Tasks to perform:
1. Update the recommender evaluation notes by restating them from "Theme 2: More" up to and including "the two algorithms?", with "Proper baseline" replaced by "Appropriate baseline".
2. According to the recommender evaluation notes, which accuracy and error measures were used in the early days?

Page:
Evaluating Recommender Systems - Week 1

  • Metrics
    • Accuracy, Decision support, Rank, others
  • Evaluating without users
    • Evaluating offline data
    • Framework for hidden-data evaluation
  • Evaluation with users
    • Lab and Field Experiments (A/B Trials)
    • User surveys, log analysis

Goals of evaluation

Basic Prediction and Recommendation Metrics

Early days

  • Accuracy and error measures
    • MAE, RMSE, MSE
  • Decision-support metrics
    • ROC AUC, Breese score, later precision/recall
  • Error meets decision-support/user experience
    • “Reversals”
  • User-centered metrics
    • Coverage, user retention, recommendation uptake, satisfaction

A commercial look

  • Accuracy is not important
    • Does it drive results? Recommending something that would’ve been bought anyways isn’t useful
  • Lift, cross-sales, up-sales, conversions
  • Led to thinking about different measures anchored not only to user experience, but recommender goals

Theme 1: Prediction vs. Top-N

  • Key distinction:
    • Prediction is mostly about accuracy, possibly decision support, and mainly about individual isolated predictions
    • Top-N is mostly about ranking, decision support (are the good things at the top?) and focuses comparatively on the complete list of recommendations

Theme 2: More than just metrics

  • Even simple evaluations are hard
    • MAE is easy to compute per item
      • But should it be averaged - across users or predictions?
      • How handle lack of data or coverage?
  • Comparative evaluation is even harder
    • Proper baseline
    • Different coverage, etc…
      • If one algorithm can recommend for each item, and another only for items with sufficient amount of data - how do you fairly compare the two algorithms?
  • It’s not just about the core metric calculation, it’s all the different choices made when applying it and how they affect the outcome

Theme 3: Unary data

  • Many metrics were designed for multi-point data (e.g. a ranking scale 1-5) and won’t work as well for unary data
  • Special metrics exists for unary data

Theme 4: Dead data vs. live recommendation

  • Retrospective (dead data) evaluation looks at how recommender systems would have predicted or recommended for items already consumed/rated
  • Prospective (live experiment) evaluation looks at how recommendations are actually received
  • These have fundamental differences (will be covered in later lecture)

Stored dataset items

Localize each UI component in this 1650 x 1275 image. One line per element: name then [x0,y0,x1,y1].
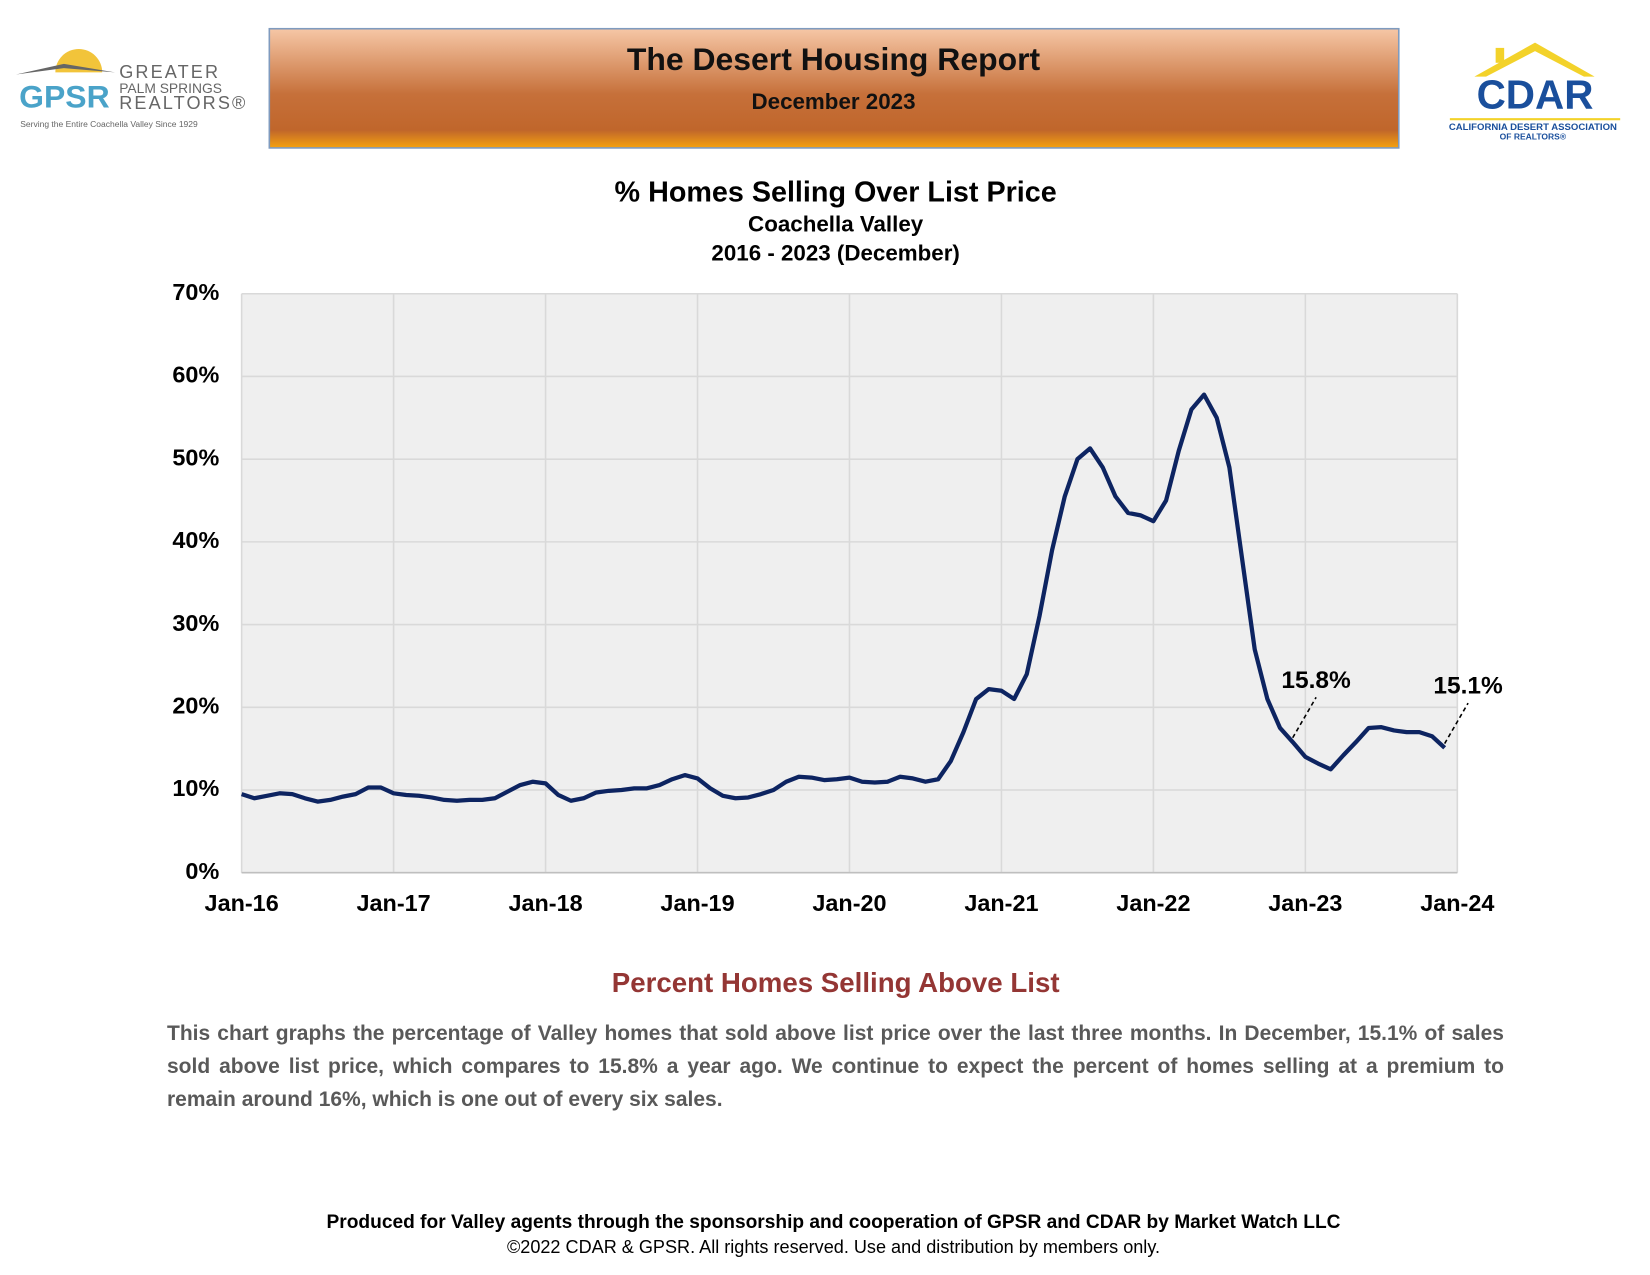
annotation-leader [1443,702,1469,744]
data-line [240,392,1447,804]
cdar-line1: CALIFORNIA DESERT ASSOCIATION [1449,122,1617,133]
cdar-mark: CDAR [1477,72,1594,118]
x-tick-label: Jan-19 [660,890,734,916]
header-subtitle: December 2023 [752,89,916,114]
gpsr-line1: GREATER [119,62,220,82]
x-tick-label: Jan-24 [1420,890,1494,916]
x-tick-label: Jan-23 [1268,890,1342,916]
gpsr-line3: REALTORS® [119,93,247,113]
cdar-logo: CDAR CALIFORNIA DESERT ASSOCIATION OF RE… [1449,42,1621,142]
y-tick-label: 40% [172,527,219,553]
annotation-label: 15.8% [1281,667,1351,694]
y-tick-label: 30% [172,610,219,636]
x-tick-label: Jan-17 [357,890,431,916]
gpsr-tagline: Serving the Entire Coachella Valley Sinc… [20,119,198,129]
y-tick-label: 70% [172,279,219,305]
x-tick-label: Jan-16 [205,890,279,916]
section-body: This chart graphs the percentage of Vall… [167,1022,1504,1111]
plot: 0% 10% 20% 30% 40% 50% 60% 70% Jan-16 Jan-17 Jan-1… [172,279,1503,916]
y-tick-label: 0% [185,858,219,884]
gpsr-line2: PALM SPRINGS [119,80,222,96]
gpsr-logo: GPSR GREATER PALM SPRINGS REALTORS® Serv… [15,48,247,129]
y-tick-label: 20% [172,692,219,718]
logo-roof [15,63,115,75]
cdar-line2: OF REALTORS® [1500,132,1567,142]
annotation-label: 15.1% [1433,673,1503,700]
logo-chimney [1495,47,1505,63]
header-title: The Desert Housing Report [627,41,1041,77]
annotation-leader [1292,696,1317,739]
y-tick-label: 60% [172,362,219,388]
footer-copyright: ©2022 CDAR & GPSR. All rights reserved. … [507,1237,1160,1257]
y-tick-label: 50% [172,444,219,470]
x-tick-label: Jan-18 [508,890,582,916]
x-tick-label: Jan-21 [964,890,1038,916]
logo-house [1474,42,1595,77]
x-tick-label: Jan-20 [812,890,886,916]
chart-subtitle: Coachella Valley [748,212,924,237]
y-tick-label: 10% [172,775,219,801]
header-banner [268,27,1400,149]
chart-subtitle: 2016 - 2023 (December) [711,240,959,265]
section-heading: Percent Homes Selling Above List [612,967,1060,998]
gpsr-mark: GPSR [19,78,109,114]
x-tick-label: Jan-22 [1116,890,1190,916]
chart-title: % Homes Selling Over List Price [615,176,1057,208]
footer-credit: Produced for Valley agents through the s… [327,1212,1341,1233]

Answers to the tasks:
1.
Theme 2: More than just metrics

  • Even simple evaluations are hard
    • MAE is easy to compute per item
      • But should it be averaged - across users or predictions?
      • How handle lack of data or coverage?
  • Comparative evaluation is even harder
    • Appropriate baseline
    • Different coverage, etc…
      • If one algorithm can recommend for each item, and another only for items with sufficient amount of data - how do you fairly compare the two algorithms?

2. MAE, RMSE, and MSE.